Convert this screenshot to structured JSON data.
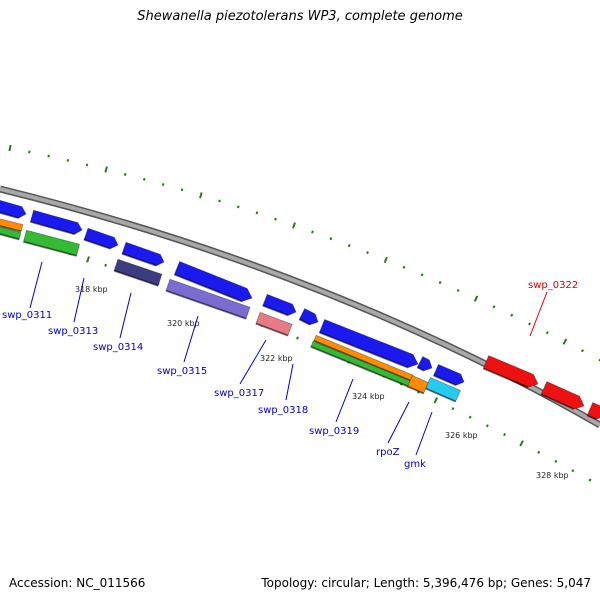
{
  "title": "Shewanella piezotolerans WP3, complete genome",
  "footer": {
    "accession": "Accession: NC_011566",
    "summary": "Topology: circular; Length: 5,396,476 bp; Genes: 5,047"
  },
  "colors": {
    "backbone": "#888888",
    "tick": "#2a7a14",
    "gene_label": "#0000cc",
    "highlight_label": "#dd0000",
    "blue": "#1a1aee",
    "green": "#33bb33",
    "orange": "#ff8c00",
    "dark_purple": "#3c3c80",
    "light_purple": "#7a6cd0",
    "pink": "#e67a86",
    "cyan": "#22ccf0",
    "red": "#ee1111"
  },
  "kbp_labels": [
    "318 kbp",
    "320 kbp",
    "322 kbp",
    "324 kbp",
    "326 kbp",
    "328 kbp"
  ],
  "gene_labels": [
    {
      "text": "swp_0311",
      "color": "blue"
    },
    {
      "text": "swp_0313",
      "color": "blue"
    },
    {
      "text": "swp_0314",
      "color": "blue"
    },
    {
      "text": "swp_0315",
      "color": "blue"
    },
    {
      "text": "swp_0317",
      "color": "blue"
    },
    {
      "text": "swp_0318",
      "color": "blue"
    },
    {
      "text": "swp_0319",
      "color": "blue"
    },
    {
      "text": "rpoZ",
      "color": "blue"
    },
    {
      "text": "gmk",
      "color": "blue"
    },
    {
      "text": "swp_0322",
      "color": "red"
    }
  ]
}
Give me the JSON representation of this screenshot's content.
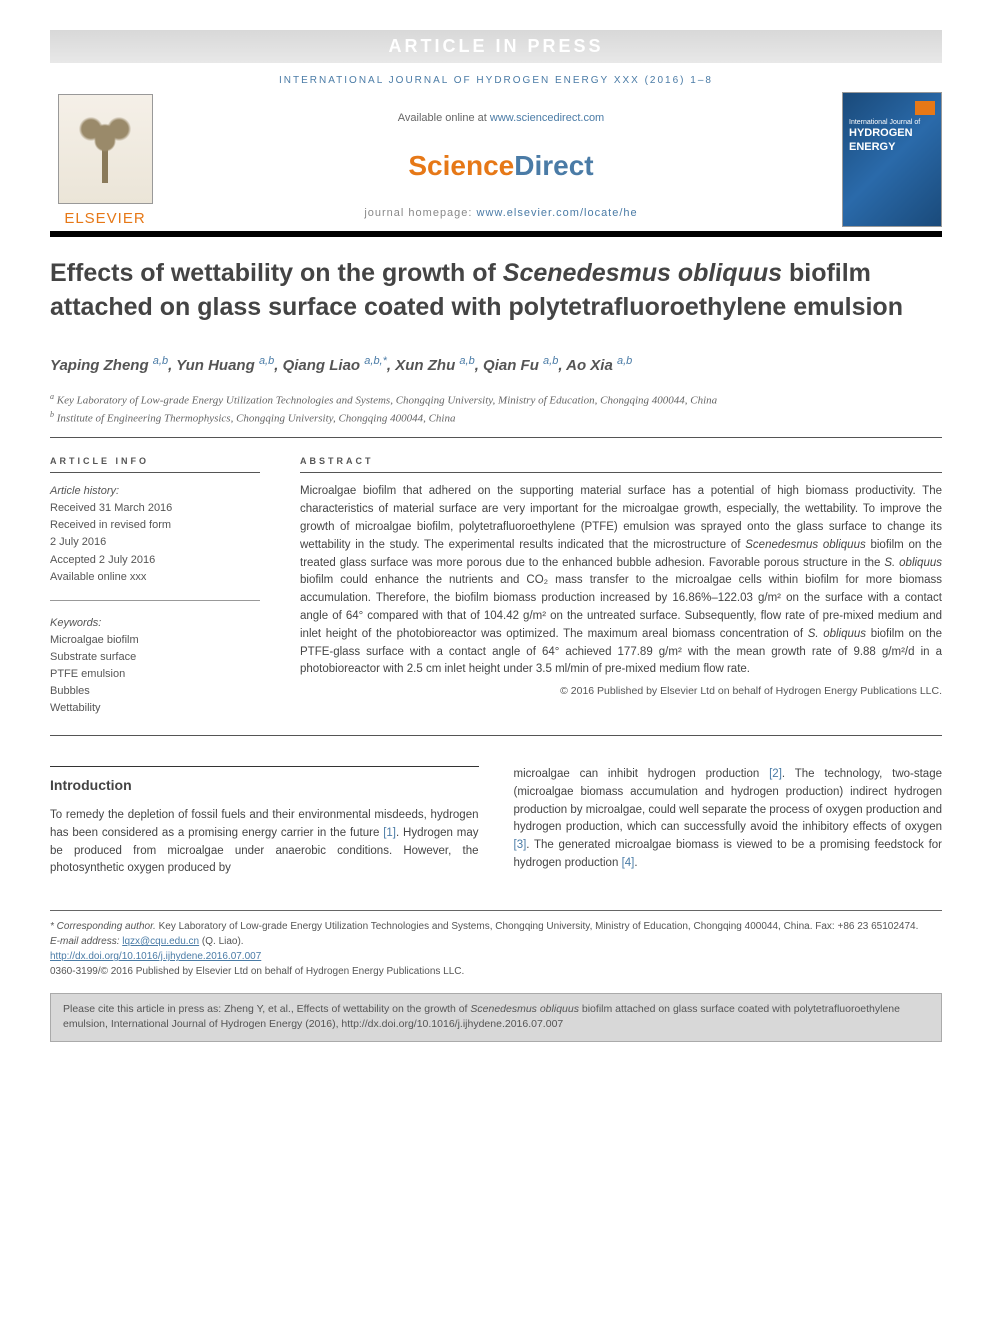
{
  "banner": {
    "article_in_press": "ARTICLE IN PRESS",
    "journal_ref": "INTERNATIONAL JOURNAL OF HYDROGEN ENERGY XXX (2016) 1–8"
  },
  "header": {
    "available_text": "Available online at ",
    "available_url": "www.sciencedirect.com",
    "sciencedirect_science": "Science",
    "sciencedirect_direct": "Direct",
    "homepage_label": "journal homepage: ",
    "homepage_url": "www.elsevier.com/locate/he",
    "elsevier": "ELSEVIER",
    "cover_line1": "International Journal of",
    "cover_line2": "HYDROGEN",
    "cover_line3": "ENERGY"
  },
  "title": {
    "pre": "Effects of wettability on the growth of ",
    "species": "Scenedesmus obliquus",
    "post": " biofilm attached on glass surface coated with polytetrafluoroethylene emulsion"
  },
  "authors": [
    {
      "name": "Yaping Zheng",
      "aff": "a,b"
    },
    {
      "name": "Yun Huang",
      "aff": "a,b"
    },
    {
      "name": "Qiang Liao",
      "aff": "a,b,*"
    },
    {
      "name": "Xun Zhu",
      "aff": "a,b"
    },
    {
      "name": "Qian Fu",
      "aff": "a,b"
    },
    {
      "name": "Ao Xia",
      "aff": "a,b"
    }
  ],
  "affiliations": [
    {
      "label": "a",
      "text": "Key Laboratory of Low-grade Energy Utilization Technologies and Systems, Chongqing University, Ministry of Education, Chongqing 400044, China"
    },
    {
      "label": "b",
      "text": "Institute of Engineering Thermophysics, Chongqing University, Chongqing 400044, China"
    }
  ],
  "article_info": {
    "heading": "ARTICLE INFO",
    "history_label": "Article history:",
    "received": "Received 31 March 2016",
    "revised": "Received in revised form",
    "revised_date": "2 July 2016",
    "accepted": "Accepted 2 July 2016",
    "online": "Available online xxx",
    "keywords_label": "Keywords:",
    "keywords": [
      "Microalgae biofilm",
      "Substrate surface",
      "PTFE emulsion",
      "Bubbles",
      "Wettability"
    ]
  },
  "abstract": {
    "heading": "ABSTRACT",
    "text_parts": [
      "Microalgae biofilm that adhered on the supporting material surface has a potential of high biomass productivity. The characteristics of material surface are very important for the microalgae growth, especially, the wettability. To improve the growth of microalgae biofilm, polytetrafluoroethylene (PTFE) emulsion was sprayed onto the glass surface to change its wettability in the study. The experimental results indicated that the microstructure of ",
      "Scenedesmus obliquus",
      " biofilm on the treated glass surface was more porous due to the enhanced bubble adhesion. Favorable porous structure in the ",
      "S. obliquus",
      " biofilm could enhance the nutrients and CO₂ mass transfer to the microalgae cells within biofilm for more biomass accumulation. Therefore, the biofilm biomass production increased by 16.86%–122.03 g/m² on the surface with a contact angle of 64° compared with that of 104.42 g/m² on the untreated surface. Subsequently, flow rate of pre-mixed medium and inlet height of the photobioreactor was optimized. The maximum areal biomass concentration of ",
      "S. obliquus",
      " biofilm on the PTFE-glass surface with a contact angle of 64° achieved 177.89 g/m² with the mean growth rate of 9.88 g/m²/d in a photobioreactor with 2.5 cm inlet height under 3.5 ml/min of pre-mixed medium flow rate."
    ],
    "copyright": "© 2016 Published by Elsevier Ltd on behalf of Hydrogen Energy Publications LLC."
  },
  "body": {
    "intro_heading": "Introduction",
    "col1": {
      "pre": "To remedy the depletion of fossil fuels and their environmental misdeeds, hydrogen has been considered as a promising energy carrier in the future ",
      "ref1": "[1]",
      "post": ". Hydrogen may be produced from microalgae under anaerobic conditions. However, the photosynthetic oxygen produced by"
    },
    "col2": {
      "p1": "microalgae can inhibit hydrogen production ",
      "r2": "[2]",
      "p2": ". The technology, two-stage (microalgae biomass accumulation and hydrogen production) indirect hydrogen production by microalgae, could well separate the process of oxygen production and hydrogen production, which can successfully avoid the inhibitory effects of oxygen ",
      "r3": "[3]",
      "p3": ". The generated microalgae biomass is viewed to be a promising feedstock for hydrogen production ",
      "r4": "[4]",
      "p4": "."
    }
  },
  "footnote": {
    "corresp_label": "* Corresponding author.",
    "corresp_text": " Key Laboratory of Low-grade Energy Utilization Technologies and Systems, Chongqing University, Ministry of Education, Chongqing 400044, China. Fax: +86 23 65102474.",
    "email_label": "E-mail address: ",
    "email": "lqzx@cqu.edu.cn",
    "email_who": " (Q. Liao).",
    "doi": "http://dx.doi.org/10.1016/j.ijhydene.2016.07.007",
    "issn_line": "0360-3199/© 2016 Published by Elsevier Ltd on behalf of Hydrogen Energy Publications LLC."
  },
  "cite_box": {
    "pre": "Please cite this article in press as: Zheng Y, et al., Effects of wettability on the growth of ",
    "species": "Scenedesmus obliquus",
    "post": " biofilm attached on glass surface coated with polytetrafluoroethylene emulsion, International Journal of Hydrogen Energy (2016), http://dx.doi.org/10.1016/j.ijhydene.2016.07.007"
  },
  "colors": {
    "link": "#4a7ba6",
    "orange": "#e67817",
    "text": "#444444",
    "grey_bg": "#d8d8d8"
  }
}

____________________

● Exercise prompt: An exact transcription of the listing is required, and it must contain no pictures.

● Worked solution:
Convert this screenshot to structured JSON data.
{
  "title": "Shewanella piezotolerans WP3, complete genome",
  "footer": {
    "accession": "Accession: NC_011566",
    "summary": "Topology: circular; Length: 5,396,476 bp; Genes: 5,047"
  },
  "colors": {
    "backbone": "#888888",
    "tick": "#2a7a14",
    "gene_label": "#0000cc",
    "highlight_label": "#dd0000",
    "blue": "#1a1aee",
    "green": "#33bb33",
    "orange": "#ff8c00",
    "dark_purple": "#3c3c80",
    "light_purple": "#7a6cd0",
    "pink": "#e67a86",
    "cyan": "#22ccf0",
    "red": "#ee1111"
  },
  "kbp_labels": [
    "318 kbp",
    "320 kbp",
    "322 kbp",
    "324 kbp",
    "326 kbp",
    "328 kbp"
  ],
  "gene_labels": [
    {
      "text": "swp_0311",
      "color": "blue"
    },
    {
      "text": "swp_0313",
      "color": "blue"
    },
    {
      "text": "swp_0314",
      "color": "blue"
    },
    {
      "text": "swp_0315",
      "color": "blue"
    },
    {
      "text": "swp_0317",
      "color": "blue"
    },
    {
      "text": "swp_0318",
      "color": "blue"
    },
    {
      "text": "swp_0319",
      "color": "blue"
    },
    {
      "text": "rpoZ",
      "color": "blue"
    },
    {
      "text": "gmk",
      "color": "blue"
    },
    {
      "text": "swp_0322",
      "color": "red"
    }
  ]
}
Give me the JSON representation of this screenshot's content.
{
  "banner": {
    "article_in_press": "ARTICLE IN PRESS",
    "journal_ref": "INTERNATIONAL JOURNAL OF HYDROGEN ENERGY XXX (2016) 1–8"
  },
  "header": {
    "available_text": "Available online at ",
    "available_url": "www.sciencedirect.com",
    "sciencedirect_science": "Science",
    "sciencedirect_direct": "Direct",
    "homepage_label": "journal homepage: ",
    "homepage_url": "www.elsevier.com/locate/he",
    "elsevier": "ELSEVIER",
    "cover_line1": "International Journal of",
    "cover_line2": "HYDROGEN",
    "cover_line3": "ENERGY"
  },
  "title": {
    "pre": "Effects of wettability on the growth of ",
    "species": "Scenedesmus obliquus",
    "post": " biofilm attached on glass surface coated with polytetrafluoroethylene emulsion"
  },
  "authors": [
    {
      "name": "Yaping Zheng",
      "aff": "a,b"
    },
    {
      "name": "Yun Huang",
      "aff": "a,b"
    },
    {
      "name": "Qiang Liao",
      "aff": "a,b,*"
    },
    {
      "name": "Xun Zhu",
      "aff": "a,b"
    },
    {
      "name": "Qian Fu",
      "aff": "a,b"
    },
    {
      "name": "Ao Xia",
      "aff": "a,b"
    }
  ],
  "affiliations": [
    {
      "label": "a",
      "text": "Key Laboratory of Low-grade Energy Utilization Technologies and Systems, Chongqing University, Ministry of Education, Chongqing 400044, China"
    },
    {
      "label": "b",
      "text": "Institute of Engineering Thermophysics, Chongqing University, Chongqing 400044, China"
    }
  ],
  "article_info": {
    "heading": "ARTICLE INFO",
    "history_label": "Article history:",
    "received": "Received 31 March 2016",
    "revised": "Received in revised form",
    "revised_date": "2 July 2016",
    "accepted": "Accepted 2 July 2016",
    "online": "Available online xxx",
    "keywords_label": "Keywords:",
    "keywords": [
      "Microalgae biofilm",
      "Substrate surface",
      "PTFE emulsion",
      "Bubbles",
      "Wettability"
    ]
  },
  "abstract": {
    "heading": "ABSTRACT",
    "text_parts": [
      "Microalgae biofilm that adhered on the supporting material surface has a potential of high biomass productivity. The characteristics of material surface are very important for the microalgae growth, especially, the wettability. To improve the growth of microalgae biofilm, polytetrafluoroethylene (PTFE) emulsion was sprayed onto the glass surface to change its wettability in the study. The experimental results indicated that the microstructure of ",
      "Scenedesmus obliquus",
      " biofilm on the treated glass surface was more porous due to the enhanced bubble adhesion. Favorable porous structure in the ",
      "S. obliquus",
      " biofilm could enhance the nutrients and CO₂ mass transfer to the microalgae cells within biofilm for more biomass accumulation. Therefore, the biofilm biomass production increased by 16.86%–122.03 g/m² on the surface with a contact angle of 64° compared with that of 104.42 g/m² on the untreated surface. Subsequently, flow rate of pre-mixed medium and inlet height of the photobioreactor was optimized. The maximum areal biomass concentration of ",
      "S. obliquus",
      " biofilm on the PTFE-glass surface with a contact angle of 64° achieved 177.89 g/m² with the mean growth rate of 9.88 g/m²/d in a photobioreactor with 2.5 cm inlet height under 3.5 ml/min of pre-mixed medium flow rate."
    ],
    "copyright": "© 2016 Published by Elsevier Ltd on behalf of Hydrogen Energy Publications LLC."
  },
  "body": {
    "intro_heading": "Introduction",
    "col1": {
      "pre": "To remedy the depletion of fossil fuels and their environmental misdeeds, hydrogen has been considered as a promising energy carrier in the future ",
      "ref1": "[1]",
      "post": ". Hydrogen may be produced from microalgae under anaerobic conditions. However, the photosynthetic oxygen produced by"
    },
    "col2": {
      "p1": "microalgae can inhibit hydrogen production ",
      "r2": "[2]",
      "p2": ". The technology, two-stage (microalgae biomass accumulation and hydrogen production) indirect hydrogen production by microalgae, could well separate the process of oxygen production and hydrogen production, which can successfully avoid the inhibitory effects of oxygen ",
      "r3": "[3]",
      "p3": ". The generated microalgae biomass is viewed to be a promising feedstock for hydrogen production ",
      "r4": "[4]",
      "p4": "."
    }
  },
  "footnote": {
    "corresp_label": "* Corresponding author.",
    "corresp_text": " Key Laboratory of Low-grade Energy Utilization Technologies and Systems, Chongqing University, Ministry of Education, Chongqing 400044, China. Fax: +86 23 65102474.",
    "email_label": "E-mail address: ",
    "email": "lqzx@cqu.edu.cn",
    "email_who": " (Q. Liao).",
    "doi": "http://dx.doi.org/10.1016/j.ijhydene.2016.07.007",
    "issn_line": "0360-3199/© 2016 Published by Elsevier Ltd on behalf of Hydrogen Energy Publications LLC."
  },
  "cite_box": {
    "pre": "Please cite this article in press as: Zheng Y, et al., Effects of wettability on the growth of ",
    "species": "Scenedesmus obliquus",
    "post": " biofilm attached on glass surface coated with polytetrafluoroethylene emulsion, International Journal of Hydrogen Energy (2016), http://dx.doi.org/10.1016/j.ijhydene.2016.07.007"
  },
  "colors": {
    "link": "#4a7ba6",
    "orange": "#e67817",
    "text": "#444444",
    "grey_bg": "#d8d8d8"
  }
}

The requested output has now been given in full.